### DIRECTIONS FOR THIS TASK
Without the pictures, set down every line of the data exactly.
-*-*-
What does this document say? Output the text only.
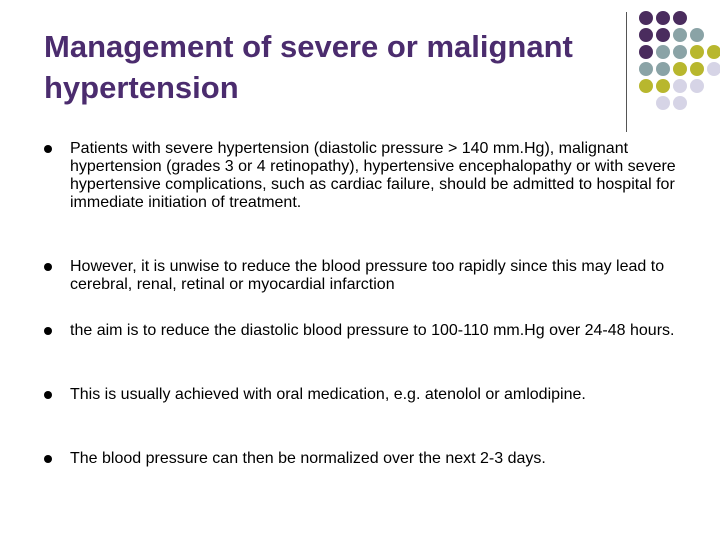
Management of severe or malignant hypertension
Patients with severe hypertension (diastolic pressure > 140 mm.Hg), malignant hypertension (grades 3 or 4 retinopathy), hypertensive encephalopathy or with severe hypertensive complications, such as cardiac failure, should be admitted to hospital for immediate initiation of treatment.
However, it is unwise to reduce the blood pressure too rapidly since this may lead to cerebral, renal, retinal or myocardial infarction
the aim is to reduce the diastolic blood pressure to 100-110 mm.Hg over 24-48 hours.
This is usually achieved with oral medication, e.g. atenolol or amlodipine.
The blood pressure can then be normalized over the next 2-3 days.
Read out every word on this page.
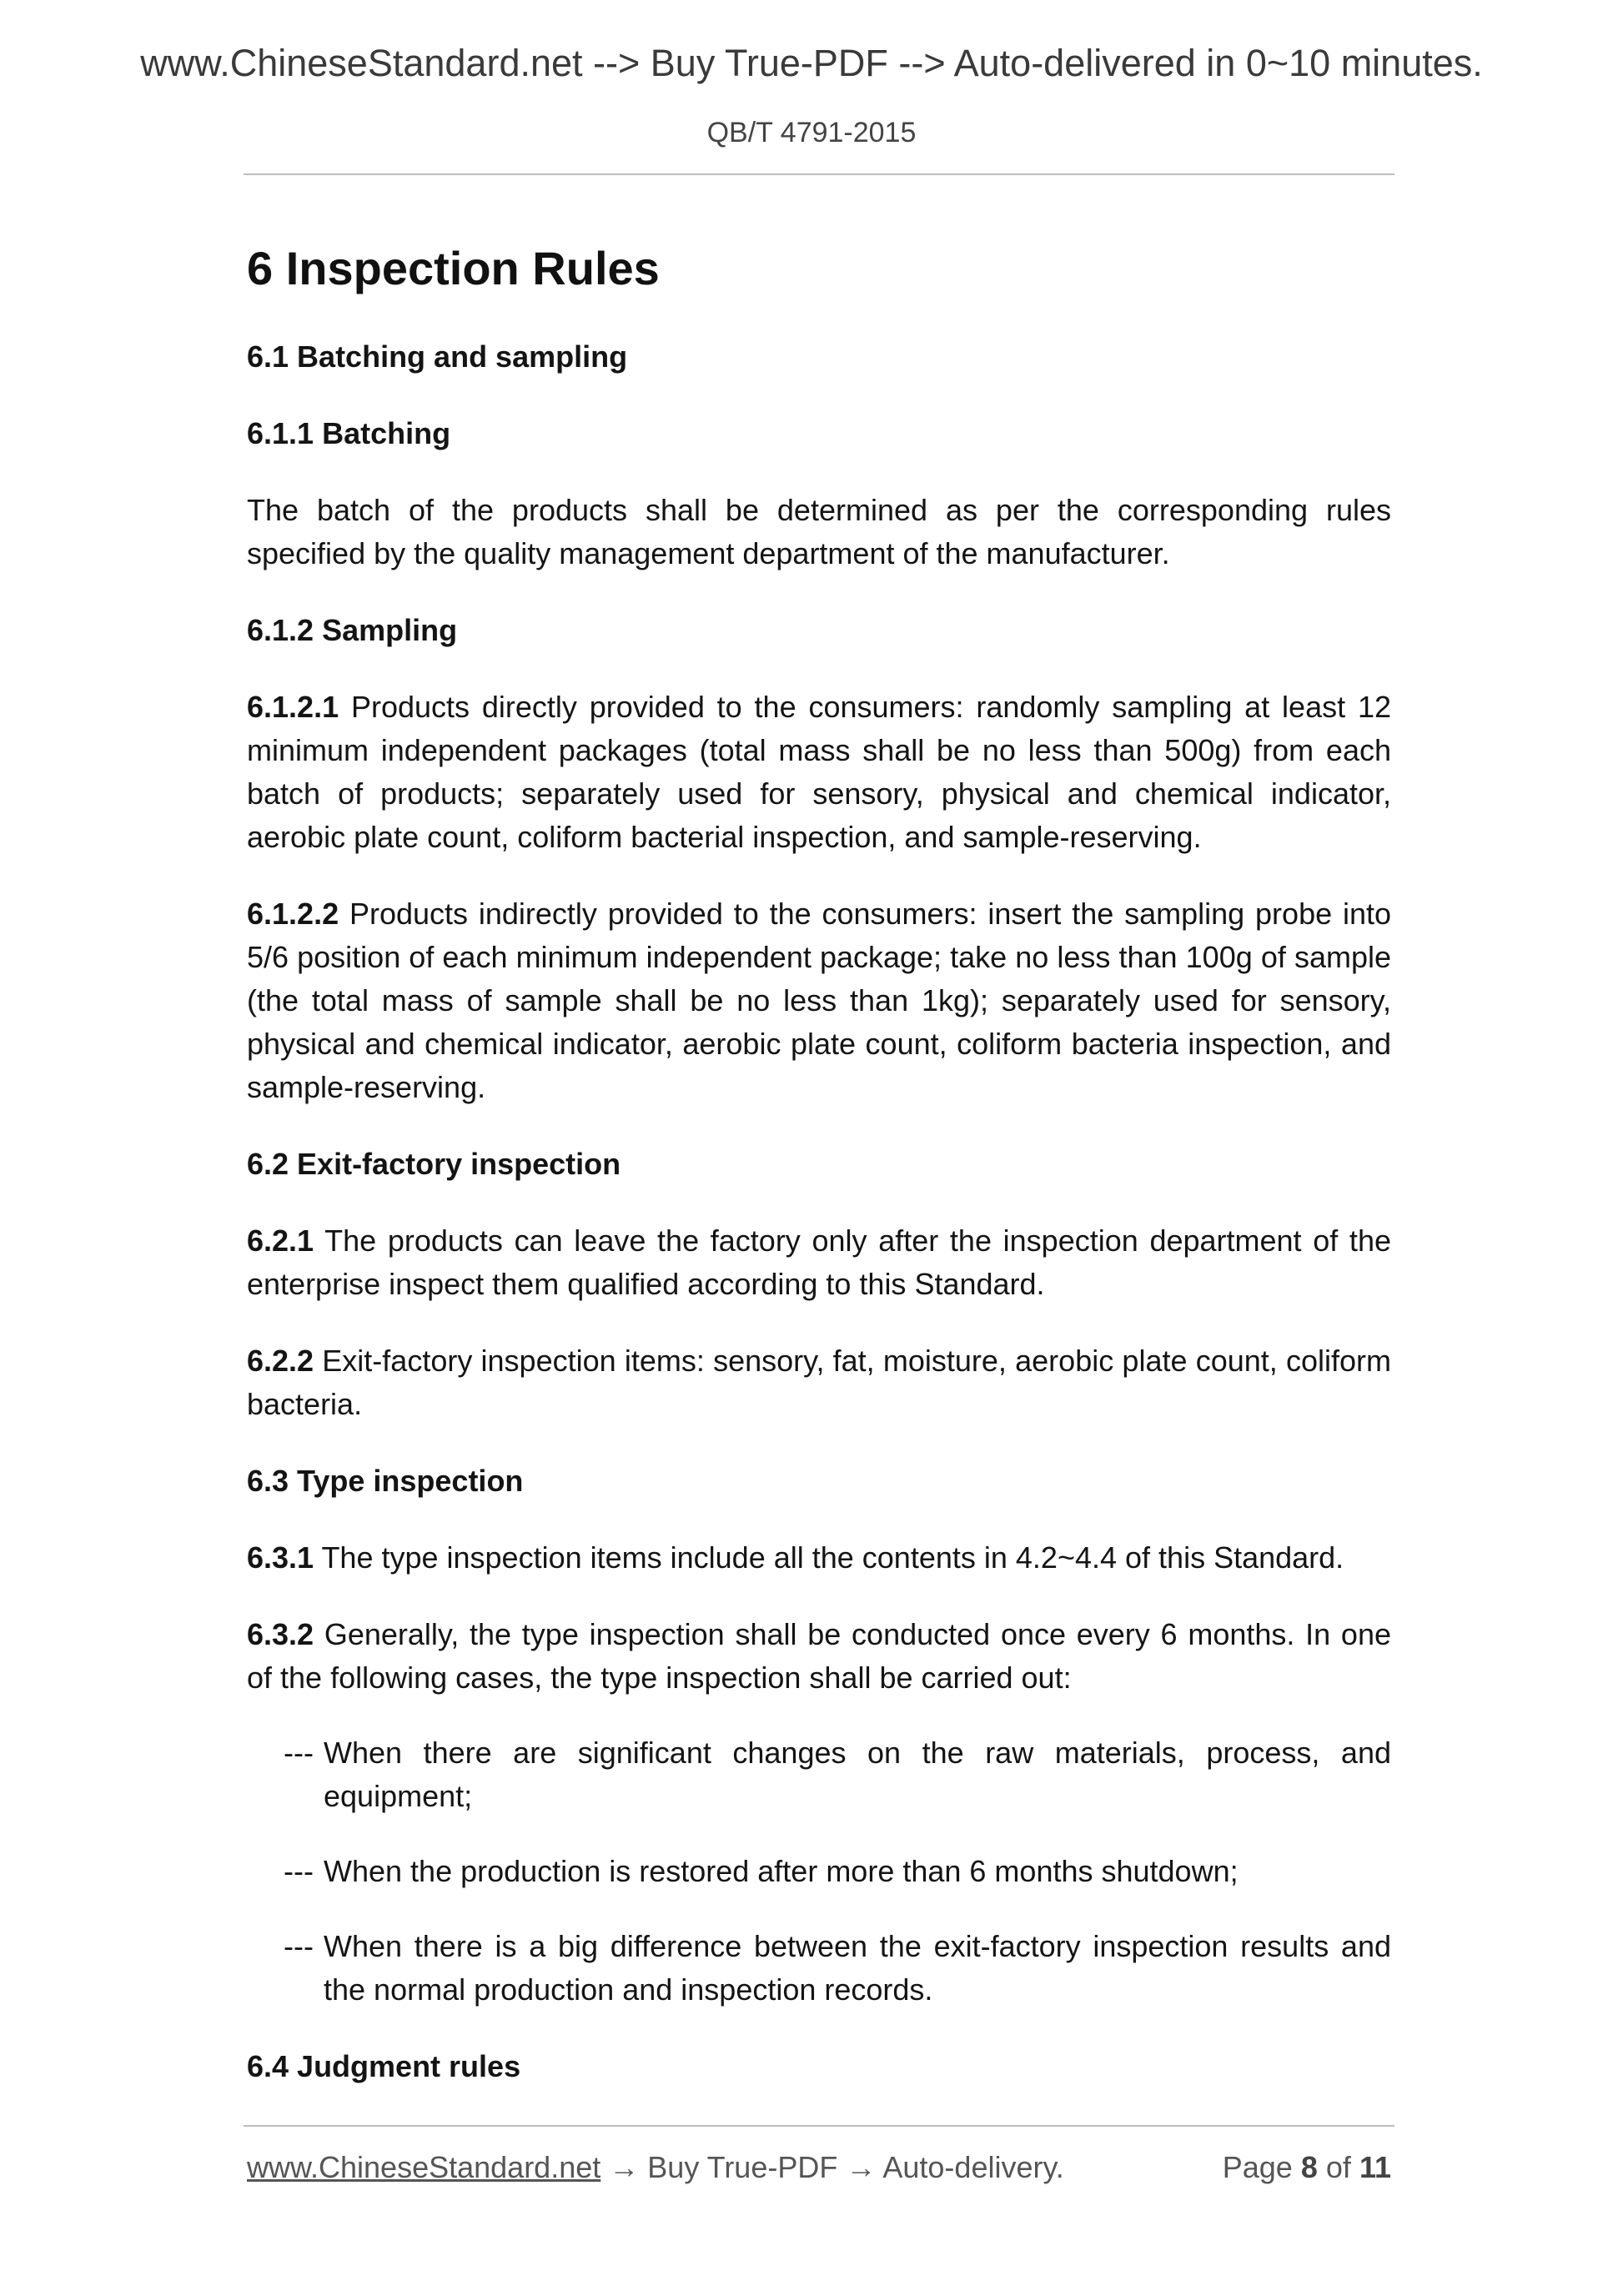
www.ChineseStandard.net --> Buy True-PDF --> Auto-delivered in 0~10 minutes.
QB/T 4791-2015
6 Inspection Rules
6.1 Batching and sampling
6.1.1 Batching

The batch of the products shall be determined as per the corresponding rules specified by the quality management department of the manufacturer.

6.1.2 Sampling

6.1.2.1 Products directly provided to the consumers: randomly sampling at least 12 minimum independent packages (total mass shall be no less than 500g) from each batch of products; separately used for sensory, physical and chemical indicator, aerobic plate count, coliform bacterial inspection, and sample-reserving.

6.1.2.2 Products indirectly provided to the consumers: insert the sampling probe into 5/6 position of each minimum independent package; take no less than 100g of sample (the total mass of sample shall be no less than 1kg); separately used for sensory, physical and chemical indicator, aerobic plate count, coliform bacteria inspection, and sample-reserving.

6.2 Exit-factory inspection

6.2.1 The products can leave the factory only after the inspection department of the enterprise inspect them qualified according to this Standard.

6.2.2 Exit-factory inspection items: sensory, fat, moisture, aerobic plate count, coliform bacteria.

6.3 Type inspection

6.3.1 The type inspection items include all the contents in 4.2~4.4 of this Standard.

6.3.2 Generally, the type inspection shall be conducted once every 6 months. In one of the following cases, the type inspection shall be carried out:

--- When there are significant changes on the raw materials, process, and equipment;

--- When the production is restored after more than 6 months shutdown;

--- When there is a big difference between the exit-factory inspection results and the normal production and inspection records.

6.4 Judgment rules
www.ChineseStandard.net → Buy True-PDF → Auto-delivery.	Page 8 of 11
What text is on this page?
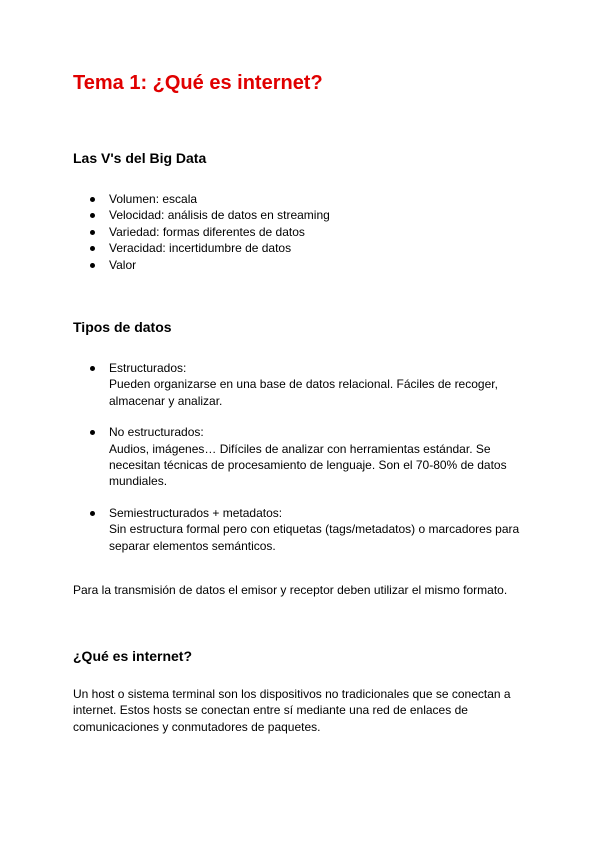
Tema 1: ¿Qué es internet?
Las V's del Big Data
Volumen: escala
Velocidad: análisis de datos en streaming
Variedad: formas diferentes de datos
Veracidad: incertidumbre de datos
Valor
Tipos de datos
Estructurados:
Pueden organizarse en una base de datos relacional. Fáciles de recoger, almacenar y analizar.
No estructurados:
Audios, imágenes… Difíciles de analizar con herramientas estándar. Se necesitan técnicas de procesamiento de lenguaje. Son el 70-80% de datos mundiales.
Semiestructurados + metadatos:
Sin estructura formal pero con etiquetas (tags/metadatos) o marcadores para separar elementos semánticos.

Para la transmisión de datos el emisor y receptor deben utilizar el mismo formato.

¿Qué es internet?

Un host o sistema terminal son los dispositivos no tradicionales que se conectan a internet. Estos hosts se conectan entre sí mediante una red de enlaces de comunicaciones y conmutadores de paquetes.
-*-*-
### ANSWER BOX
What does this document say? Output the text only.
Management of severe or malignant hypertension
Patients with severe hypertension (diastolic pressure > 140 mm.Hg), malignant hypertension (grades 3 or 4 retinopathy), hypertensive encephalopathy or with severe hypertensive complications, such as cardiac failure, should be admitted to hospital for immediate initiation of treatment.
However, it is unwise to reduce the blood pressure too rapidly since this may lead to cerebral, renal, retinal or myocardial infarction
the aim is to reduce the diastolic blood pressure to 100-110 mm.Hg over 24-48 hours.
This is usually achieved with oral medication, e.g. atenolol or amlodipine.
The blood pressure can then be normalized over the next 2-3 days.
Read out every word on this page.
www.ChineseStandard.net --> Buy True-PDF --> Auto-delivered in 0~10 minutes.
QB/T 4791-2015
6 Inspection Rules
6.1 Batching and sampling
6.1.1 Batching

The batch of the products shall be determined as per the corresponding rules specified by the quality management department of the manufacturer.

6.1.2 Sampling

6.1.2.1 Products directly provided to the consumers: randomly sampling at least 12 minimum independent packages (total mass shall be no less than 500g) from each batch of products; separately used for sensory, physical and chemical indicator, aerobic plate count, coliform bacterial inspection, and sample-reserving.

6.1.2.2 Products indirectly provided to the consumers: insert the sampling probe into 5/6 position of each minimum independent package; take no less than 100g of sample (the total mass of sample shall be no less than 1kg); separately used for sensory, physical and chemical indicator, aerobic plate count, coliform bacteria inspection, and sample-reserving.

6.2 Exit-factory inspection

6.2.1 The products can leave the factory only after the inspection department of the enterprise inspect them qualified according to this Standard.

6.2.2 Exit-factory inspection items: sensory, fat, moisture, aerobic plate count, coliform bacteria.

6.3 Type inspection

6.3.1 The type inspection items include all the contents in 4.2~4.4 of this Standard.

6.3.2 Generally, the type inspection shall be conducted once every 6 months. In one of the following cases, the type inspection shall be carried out:

--- When there are significant changes on the raw materials, process, and equipment;

--- When the production is restored after more than 6 months shutdown;

--- When there is a big difference between the exit-factory inspection results and the normal production and inspection records.

6.4 Judgment rules
www.ChineseStandard.net → Buy True-PDF → Auto-delivery.	Page 8 of 11
What text is on this page?
Tema 1: ¿Qué es internet?
Las V's del Big Data
Volumen: escala
Velocidad: análisis de datos en streaming
Variedad: formas diferentes de datos
Veracidad: incertidumbre de datos
Valor
Tipos de datos
Estructurados:
Pueden organizarse en una base de datos relacional. Fáciles de recoger, almacenar y analizar.
No estructurados:
Audios, imágenes… Difíciles de analizar con herramientas estándar. Se necesitan técnicas de procesamiento de lenguaje. Son el 70-80% de datos mundiales.
Semiestructurados + metadatos:
Sin estructura formal pero con etiquetas (tags/metadatos) o marcadores para separar elementos semánticos.

Para la transmisión de datos el emisor y receptor deben utilizar el mismo formato.

¿Qué es internet?

Un host o sistema terminal son los dispositivos no tradicionales que se conectan a internet. Estos hosts se conectan entre sí mediante una red de enlaces de comunicaciones y conmutadores de paquetes.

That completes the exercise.